Data for this exercise:
════════

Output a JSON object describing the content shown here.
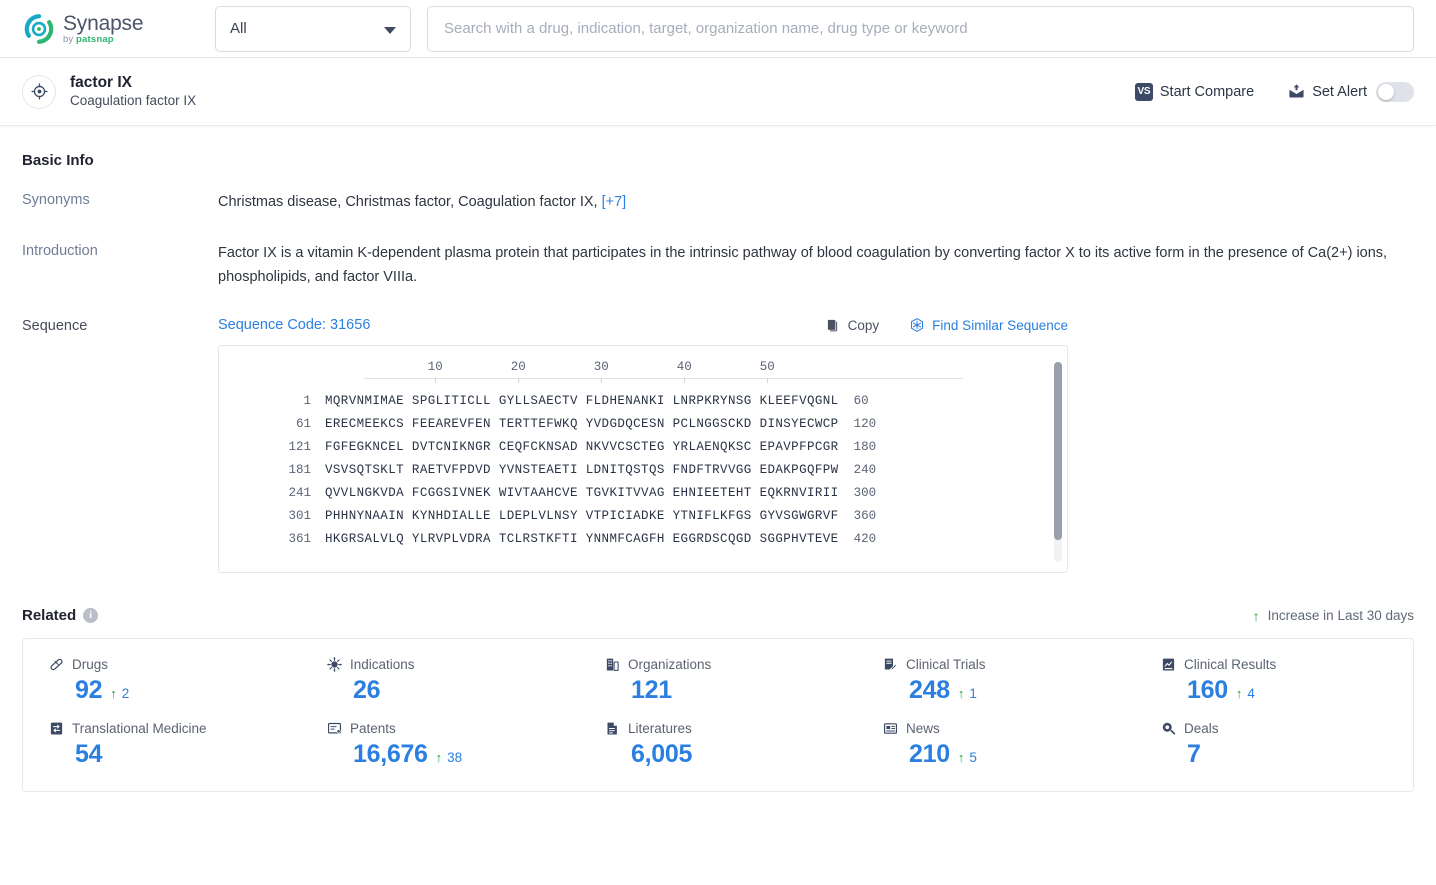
{
  "topbar": {
    "logo_name": "Synapse",
    "logo_sub_prefix": "by ",
    "logo_sub_brand": "patsnap",
    "scope_value": "All",
    "scope_options": [
      "All"
    ],
    "search_placeholder": "Search with a drug, indication, target, organization name, drug type or keyword",
    "search_value": ""
  },
  "entity": {
    "title": "factor IX",
    "subtitle": "Coagulation factor IX",
    "compare_label": "Start Compare",
    "compare_badge": "VS",
    "alert_label": "Set Alert",
    "alert_enabled": false
  },
  "basic_info": {
    "heading": "Basic Info",
    "synonyms_label": "Synonyms",
    "synonyms_value": "Christmas disease,  Christmas factor,  Coagulation factor IX,",
    "synonyms_more": "[+7]",
    "introduction_label": "Introduction",
    "introduction_value": "Factor IX is a vitamin K-dependent plasma protein that participates in the intrinsic pathway of blood coagulation by converting factor X to its active form in the presence of Ca(2+) ions, phospholipids, and factor VIIIa.",
    "sequence_label": "Sequence",
    "sequence_code": "Sequence Code: 31656",
    "copy_label": "Copy",
    "find_similar_label": "Find Similar Sequence"
  },
  "sequence": {
    "ruler_ticks": [
      10,
      20,
      30,
      40,
      50
    ],
    "rows": [
      {
        "start": "1",
        "blocks": "MQRVNMIMAE SPGLITICLL GYLLSAECTV FLDHENANKI LNRPKRYNSG KLEEFVQGNL",
        "end": "60"
      },
      {
        "start": "61",
        "blocks": "ERECMEEKCS FEEAREVFEN TERTTEFWKQ YVDGDQCESN PCLNGGSCKD DINSYECWCP",
        "end": "120"
      },
      {
        "start": "121",
        "blocks": "FGFEGKNCEL DVTCNIKNGR CEQFCKNSAD NKVVCSCTEG YRLAENQKSC EPAVPFPCGR",
        "end": "180"
      },
      {
        "start": "181",
        "blocks": "VSVSQTSKLT RAETVFPDVD YVNSTEAETI LDNITQSTQS FNDFTRVVGG EDAKPGQFPW",
        "end": "240"
      },
      {
        "start": "241",
        "blocks": "QVVLNGKVDA FCGGSIVNEK WIVTAAHCVE TGVKITVVAG EHNIEETEHT EQKRNVIRII",
        "end": "300"
      },
      {
        "start": "301",
        "blocks": "PHHNYNAAIN KYNHDIALLE LDEPLVLNSY VTPICIADKE YTNIFLKFGS GYVSGWGRVF",
        "end": "360"
      },
      {
        "start": "361",
        "blocks": "HKGRSALVLQ YLRVPLVDRA TCLRSTKFTI YNNMFCAGFH EGGRDSCQGD SGGPHVTEVE",
        "end": "420"
      }
    ]
  },
  "related": {
    "heading": "Related",
    "info_glyph": "i",
    "legend_label": "Increase in Last 30 days",
    "legend_arrow": "↑",
    "stats": [
      {
        "label": "Drugs",
        "icon": "pill-icon",
        "value": "92",
        "delta": "2"
      },
      {
        "label": "Indications",
        "icon": "virus-icon",
        "value": "26",
        "delta": ""
      },
      {
        "label": "Organizations",
        "icon": "organization-icon",
        "value": "121",
        "delta": ""
      },
      {
        "label": "Clinical Trials",
        "icon": "clinical-trial-icon",
        "value": "248",
        "delta": "1"
      },
      {
        "label": "Clinical Results",
        "icon": "clinical-result-icon",
        "value": "160",
        "delta": "4"
      },
      {
        "label": "Translational Medicine",
        "icon": "translational-medicine-icon",
        "value": "54",
        "delta": ""
      },
      {
        "label": "Patents",
        "icon": "patent-icon",
        "value": "16,676",
        "delta": "38"
      },
      {
        "label": "Literatures",
        "icon": "literature-icon",
        "value": "6,005",
        "delta": ""
      },
      {
        "label": "News",
        "icon": "news-icon",
        "value": "210",
        "delta": "5"
      },
      {
        "label": "Deals",
        "icon": "deal-icon",
        "value": "7",
        "delta": ""
      }
    ]
  },
  "colors": {
    "accent_blue": "#2a7fe0",
    "increase_green": "#21a43a",
    "logo_teal": "#18a9c9",
    "logo_green": "#2bb673",
    "badge_navy": "#3d4a66"
  }
}
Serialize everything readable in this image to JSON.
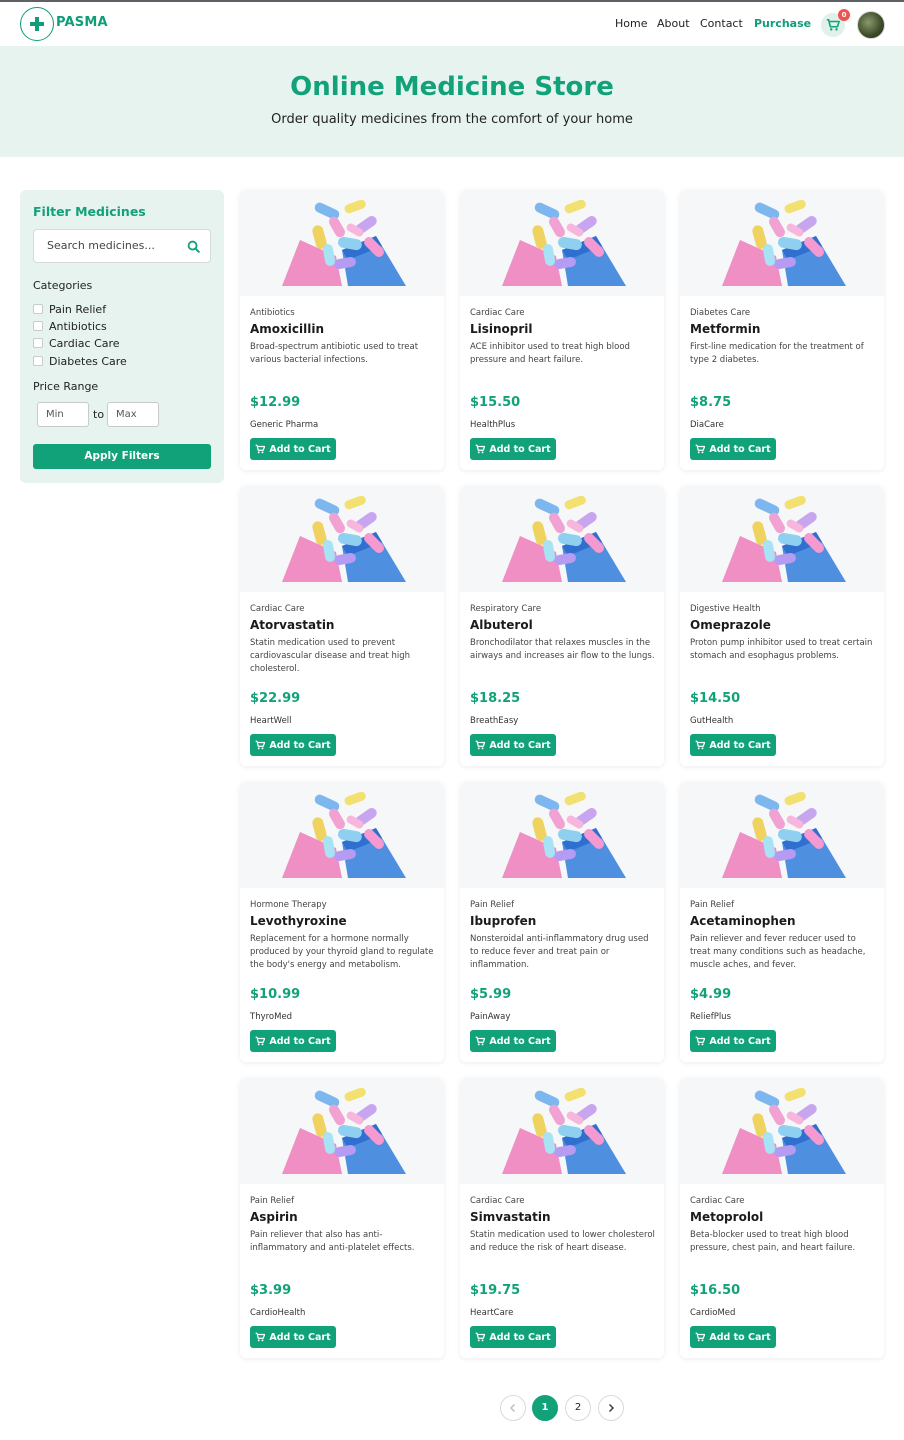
{
  "brand": {
    "name": "PASMA"
  },
  "nav": {
    "home": "Home",
    "about": "About",
    "contact": "Contact",
    "purchase": "Purchase"
  },
  "cart": {
    "count": "0"
  },
  "hero": {
    "title": "Online Medicine Store",
    "subtitle": "Order quality medicines from the comfort of your home"
  },
  "filter": {
    "title": "Filter Medicines",
    "search_placeholder": "Search medicines...",
    "categories_label": "Categories",
    "categories": [
      "Pain Relief",
      "Antibiotics",
      "Cardiac Care",
      "Diabetes Care"
    ],
    "price_label": "Price Range",
    "min_placeholder": "Min",
    "to_label": "to",
    "max_placeholder": "Max",
    "apply_label": "Apply Filters"
  },
  "add_to_cart_label": "Add to Cart",
  "products": [
    {
      "category": "Antibiotics",
      "name": "Amoxicillin",
      "description": "Broad-spectrum antibiotic used to treat various bacterial infections.",
      "price": "$12.99",
      "manufacturer": "Generic Pharma"
    },
    {
      "category": "Cardiac Care",
      "name": "Lisinopril",
      "description": "ACE inhibitor used to treat high blood pressure and heart failure.",
      "price": "$15.50",
      "manufacturer": "HealthPlus"
    },
    {
      "category": "Diabetes Care",
      "name": "Metformin",
      "description": "First-line medication for the treatment of type 2 diabetes.",
      "price": "$8.75",
      "manufacturer": "DiaCare"
    },
    {
      "category": "Cardiac Care",
      "name": "Atorvastatin",
      "description": "Statin medication used to prevent cardiovascular disease and treat high cholesterol.",
      "price": "$22.99",
      "manufacturer": "HeartWell"
    },
    {
      "category": "Respiratory Care",
      "name": "Albuterol",
      "description": "Bronchodilator that relaxes muscles in the airways and increases air flow to the lungs.",
      "price": "$18.25",
      "manufacturer": "BreathEasy"
    },
    {
      "category": "Digestive Health",
      "name": "Omeprazole",
      "description": "Proton pump inhibitor used to treat certain stomach and esophagus problems.",
      "price": "$14.50",
      "manufacturer": "GutHealth"
    },
    {
      "category": "Hormone Therapy",
      "name": "Levothyroxine",
      "description": "Replacement for a hormone normally produced by your thyroid gland to regulate the body's energy and metabolism.",
      "price": "$10.99",
      "manufacturer": "ThyroMed"
    },
    {
      "category": "Pain Relief",
      "name": "Ibuprofen",
      "description": "Nonsteroidal anti-inflammatory drug used to reduce fever and treat pain or inflammation.",
      "price": "$5.99",
      "manufacturer": "PainAway"
    },
    {
      "category": "Pain Relief",
      "name": "Acetaminophen",
      "description": "Pain reliever and fever reducer used to treat many conditions such as headache, muscle aches, and fever.",
      "price": "$4.99",
      "manufacturer": "ReliefPlus"
    },
    {
      "category": "Pain Relief",
      "name": "Aspirin",
      "description": "Pain reliever that also has anti-inflammatory and anti-platelet effects.",
      "price": "$3.99",
      "manufacturer": "CardioHealth"
    },
    {
      "category": "Cardiac Care",
      "name": "Simvastatin",
      "description": "Statin medication used to lower cholesterol and reduce the risk of heart disease.",
      "price": "$19.75",
      "manufacturer": "HeartCare"
    },
    {
      "category": "Cardiac Care",
      "name": "Metoprolol",
      "description": "Beta-blocker used to treat high blood pressure, chest pain, and heart failure.",
      "price": "$16.50",
      "manufacturer": "CardioMed"
    }
  ],
  "pagination": {
    "pages": [
      "1",
      "2"
    ],
    "current": "1"
  },
  "colors": {
    "accent": "#11a27a",
    "hero_bg": "#e6f3ee",
    "badge": "#ef5350"
  },
  "icons": {
    "cart": "cart-icon",
    "search": "search-icon",
    "prev": "chevron-left-icon",
    "next": "chevron-right-icon"
  }
}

════════

Action item:
Say how many lines of the data hold the string "pressure". Reply with the number alone.

Response:
2